Of all the lines in the material, how many include the word "сводную"? Give only the number.

▶ [Provided records]:

• • • •

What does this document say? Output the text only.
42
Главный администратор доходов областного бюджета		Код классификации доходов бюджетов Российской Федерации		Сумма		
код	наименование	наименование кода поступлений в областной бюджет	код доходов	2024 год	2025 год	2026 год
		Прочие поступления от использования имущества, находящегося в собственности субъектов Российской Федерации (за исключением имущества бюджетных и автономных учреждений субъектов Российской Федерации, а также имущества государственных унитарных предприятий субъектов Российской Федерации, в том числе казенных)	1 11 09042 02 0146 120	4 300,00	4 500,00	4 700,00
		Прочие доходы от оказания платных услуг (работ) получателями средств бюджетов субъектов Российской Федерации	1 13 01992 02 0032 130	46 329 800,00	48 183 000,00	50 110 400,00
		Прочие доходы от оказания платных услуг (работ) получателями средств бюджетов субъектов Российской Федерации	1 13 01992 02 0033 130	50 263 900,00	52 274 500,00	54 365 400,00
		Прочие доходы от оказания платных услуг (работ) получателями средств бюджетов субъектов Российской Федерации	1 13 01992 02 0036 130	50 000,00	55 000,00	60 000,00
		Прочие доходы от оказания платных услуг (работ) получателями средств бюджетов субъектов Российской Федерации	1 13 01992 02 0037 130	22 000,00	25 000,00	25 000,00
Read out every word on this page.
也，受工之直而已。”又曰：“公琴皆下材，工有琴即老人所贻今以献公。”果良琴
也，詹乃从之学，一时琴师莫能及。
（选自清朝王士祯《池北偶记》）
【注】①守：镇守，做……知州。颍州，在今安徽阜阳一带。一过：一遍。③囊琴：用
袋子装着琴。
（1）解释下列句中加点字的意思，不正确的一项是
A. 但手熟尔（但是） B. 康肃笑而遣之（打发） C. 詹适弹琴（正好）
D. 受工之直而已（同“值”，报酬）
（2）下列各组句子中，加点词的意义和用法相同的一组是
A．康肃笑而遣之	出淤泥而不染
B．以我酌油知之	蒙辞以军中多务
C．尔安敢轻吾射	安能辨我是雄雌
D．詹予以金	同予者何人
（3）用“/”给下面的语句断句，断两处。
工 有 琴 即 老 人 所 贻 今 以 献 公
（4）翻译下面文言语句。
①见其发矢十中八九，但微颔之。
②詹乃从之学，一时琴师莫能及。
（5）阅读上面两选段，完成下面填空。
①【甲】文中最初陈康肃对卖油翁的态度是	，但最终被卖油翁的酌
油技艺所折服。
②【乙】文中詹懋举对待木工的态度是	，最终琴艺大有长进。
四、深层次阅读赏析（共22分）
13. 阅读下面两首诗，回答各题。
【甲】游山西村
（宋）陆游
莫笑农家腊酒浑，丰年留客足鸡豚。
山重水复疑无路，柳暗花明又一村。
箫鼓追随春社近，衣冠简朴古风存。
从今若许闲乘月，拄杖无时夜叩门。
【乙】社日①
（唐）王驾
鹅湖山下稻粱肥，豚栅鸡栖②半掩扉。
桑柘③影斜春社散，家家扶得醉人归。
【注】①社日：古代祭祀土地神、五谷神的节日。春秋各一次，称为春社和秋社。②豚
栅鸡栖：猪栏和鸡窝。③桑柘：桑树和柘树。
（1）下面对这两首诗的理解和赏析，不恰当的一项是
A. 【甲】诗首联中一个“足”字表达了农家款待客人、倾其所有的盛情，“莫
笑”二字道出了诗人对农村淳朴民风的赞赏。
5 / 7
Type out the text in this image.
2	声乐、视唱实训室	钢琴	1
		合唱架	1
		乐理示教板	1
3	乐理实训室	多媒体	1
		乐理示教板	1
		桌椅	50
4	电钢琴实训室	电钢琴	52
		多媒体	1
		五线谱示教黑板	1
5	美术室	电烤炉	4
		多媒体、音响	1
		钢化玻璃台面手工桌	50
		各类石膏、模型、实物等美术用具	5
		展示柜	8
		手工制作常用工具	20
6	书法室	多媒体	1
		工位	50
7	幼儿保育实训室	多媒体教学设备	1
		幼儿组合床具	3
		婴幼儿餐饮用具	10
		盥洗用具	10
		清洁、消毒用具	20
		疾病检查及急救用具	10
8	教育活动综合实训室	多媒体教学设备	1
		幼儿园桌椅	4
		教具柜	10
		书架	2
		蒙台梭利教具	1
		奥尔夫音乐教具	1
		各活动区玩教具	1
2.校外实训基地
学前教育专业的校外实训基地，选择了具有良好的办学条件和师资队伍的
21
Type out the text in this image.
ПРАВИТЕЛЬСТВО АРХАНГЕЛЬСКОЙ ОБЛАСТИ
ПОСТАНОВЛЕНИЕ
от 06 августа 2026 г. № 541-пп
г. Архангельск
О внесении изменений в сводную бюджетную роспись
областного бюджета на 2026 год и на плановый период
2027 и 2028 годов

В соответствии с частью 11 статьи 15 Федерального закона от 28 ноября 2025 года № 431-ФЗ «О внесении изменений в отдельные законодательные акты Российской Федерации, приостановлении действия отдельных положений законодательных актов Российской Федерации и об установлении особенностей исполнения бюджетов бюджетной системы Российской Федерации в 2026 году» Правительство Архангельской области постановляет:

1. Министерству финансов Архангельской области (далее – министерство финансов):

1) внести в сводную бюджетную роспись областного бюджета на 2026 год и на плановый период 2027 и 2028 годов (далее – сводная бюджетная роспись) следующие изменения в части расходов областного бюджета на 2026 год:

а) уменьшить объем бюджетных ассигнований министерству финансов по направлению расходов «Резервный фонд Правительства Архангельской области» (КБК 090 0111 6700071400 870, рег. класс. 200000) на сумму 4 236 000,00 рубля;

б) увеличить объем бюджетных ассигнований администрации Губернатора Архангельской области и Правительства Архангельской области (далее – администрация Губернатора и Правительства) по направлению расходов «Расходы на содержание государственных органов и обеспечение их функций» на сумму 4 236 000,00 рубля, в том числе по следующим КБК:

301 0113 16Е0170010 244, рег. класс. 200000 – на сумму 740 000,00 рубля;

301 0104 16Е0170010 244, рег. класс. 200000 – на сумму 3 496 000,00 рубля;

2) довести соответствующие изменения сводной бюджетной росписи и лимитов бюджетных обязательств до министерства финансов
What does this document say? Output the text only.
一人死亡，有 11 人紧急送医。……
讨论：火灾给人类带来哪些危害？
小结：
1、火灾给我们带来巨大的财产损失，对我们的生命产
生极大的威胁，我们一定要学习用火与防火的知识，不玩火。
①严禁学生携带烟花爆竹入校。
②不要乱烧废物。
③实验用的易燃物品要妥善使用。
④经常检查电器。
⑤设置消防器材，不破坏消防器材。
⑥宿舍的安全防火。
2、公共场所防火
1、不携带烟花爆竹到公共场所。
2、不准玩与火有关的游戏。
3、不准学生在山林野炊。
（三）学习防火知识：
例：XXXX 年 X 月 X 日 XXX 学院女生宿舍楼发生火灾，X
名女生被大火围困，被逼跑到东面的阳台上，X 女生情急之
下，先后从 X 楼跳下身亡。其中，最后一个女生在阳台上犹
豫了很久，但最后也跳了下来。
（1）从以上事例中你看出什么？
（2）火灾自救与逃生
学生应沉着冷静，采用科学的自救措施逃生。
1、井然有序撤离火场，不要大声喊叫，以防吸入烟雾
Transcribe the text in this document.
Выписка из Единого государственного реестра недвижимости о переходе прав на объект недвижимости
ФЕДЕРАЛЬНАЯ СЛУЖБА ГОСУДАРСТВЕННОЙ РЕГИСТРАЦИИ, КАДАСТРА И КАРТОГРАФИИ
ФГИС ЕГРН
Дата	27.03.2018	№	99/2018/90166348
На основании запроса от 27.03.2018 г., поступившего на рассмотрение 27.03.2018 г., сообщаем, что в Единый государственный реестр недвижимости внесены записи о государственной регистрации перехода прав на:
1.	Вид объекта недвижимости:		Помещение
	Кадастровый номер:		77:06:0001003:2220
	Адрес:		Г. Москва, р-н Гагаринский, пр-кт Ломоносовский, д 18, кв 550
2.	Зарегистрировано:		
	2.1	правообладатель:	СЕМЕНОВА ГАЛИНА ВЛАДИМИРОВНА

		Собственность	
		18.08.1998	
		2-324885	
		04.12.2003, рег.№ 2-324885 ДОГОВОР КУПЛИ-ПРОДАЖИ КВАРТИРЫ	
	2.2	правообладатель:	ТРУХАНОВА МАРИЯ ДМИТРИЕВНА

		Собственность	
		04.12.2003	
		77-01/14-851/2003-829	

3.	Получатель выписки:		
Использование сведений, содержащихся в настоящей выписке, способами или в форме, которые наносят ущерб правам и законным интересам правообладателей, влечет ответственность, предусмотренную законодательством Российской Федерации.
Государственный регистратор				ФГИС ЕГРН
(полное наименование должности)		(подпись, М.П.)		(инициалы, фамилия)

• • • •

▶ [Task output]:
2